What you are asked to do: Quote all of the data below exactly, please.

## Begin

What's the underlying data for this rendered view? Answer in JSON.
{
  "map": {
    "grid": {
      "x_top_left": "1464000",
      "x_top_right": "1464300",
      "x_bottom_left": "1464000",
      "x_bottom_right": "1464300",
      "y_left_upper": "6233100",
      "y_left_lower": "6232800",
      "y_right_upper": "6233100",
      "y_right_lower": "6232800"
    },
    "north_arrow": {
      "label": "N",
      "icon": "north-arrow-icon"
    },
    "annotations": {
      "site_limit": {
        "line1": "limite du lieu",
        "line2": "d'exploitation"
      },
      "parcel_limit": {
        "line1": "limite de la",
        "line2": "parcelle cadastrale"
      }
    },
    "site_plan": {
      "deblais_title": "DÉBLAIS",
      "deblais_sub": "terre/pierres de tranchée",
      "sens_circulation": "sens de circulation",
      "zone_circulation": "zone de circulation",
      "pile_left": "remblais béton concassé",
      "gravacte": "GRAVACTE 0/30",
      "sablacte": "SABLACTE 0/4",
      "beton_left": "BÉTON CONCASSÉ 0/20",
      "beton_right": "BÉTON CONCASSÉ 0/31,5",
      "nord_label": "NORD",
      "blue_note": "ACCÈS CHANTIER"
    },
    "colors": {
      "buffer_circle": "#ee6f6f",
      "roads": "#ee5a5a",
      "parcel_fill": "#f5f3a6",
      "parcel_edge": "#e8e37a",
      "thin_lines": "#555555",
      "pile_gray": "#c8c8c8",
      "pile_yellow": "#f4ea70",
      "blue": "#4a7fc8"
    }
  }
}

## End

Result of this exercise:
What's the underlying data for this rendered view? Answer in JSON.
{
  "map": {
    "grid": {
      "x_top_left": "1464000",
      "x_top_right": "1464300",
      "x_bottom_left": "1464000",
      "x_bottom_right": "1464300",
      "y_left_upper": "6233100",
      "y_left_lower": "6232800",
      "y_right_upper": "6233100",
      "y_right_lower": "6232800"
    },
    "north_arrow": {
      "label": "N",
      "icon": "north-arrow-icon"
    },
    "annotations": {
      "site_limit": {
        "line1": "limite du lieu",
        "line2": "d'exploitation"
      },
      "parcel_limit": {
        "line1": "limite de la",
        "line2": "parcelle cadastrale"
      }
    },
    "site_plan": {
      "deblais_title": "DÉBLAIS",
      "deblais_sub": "terre/pierres de tranchée",
      "sens_circulation": "sens de circulation",
      "zone_circulation": "zone de circulation",
      "pile_left": "remblais béton concassé",
      "gravacte": "GRAVACTE 0/30",
      "sablacte": "SABLACTE 0/4",
      "beton_left": "BÉTON CONCASSÉ 0/20",
      "beton_right": "BÉTON CONCASSÉ 0/31,5",
      "nord_label": "NORD",
      "blue_note": "ACCÈS CHANTIER"
    },
    "colors": {
      "buffer_circle": "#ee6f6f",
      "roads": "#ee5a5a",
      "parcel_fill": "#f5f3a6",
      "parcel_edge": "#e8e37a",
      "thin_lines": "#555555",
      "pile_gray": "#c8c8c8",
      "pile_yellow": "#f4ea70",
      "blue": "#4a7fc8"
    }
  }
}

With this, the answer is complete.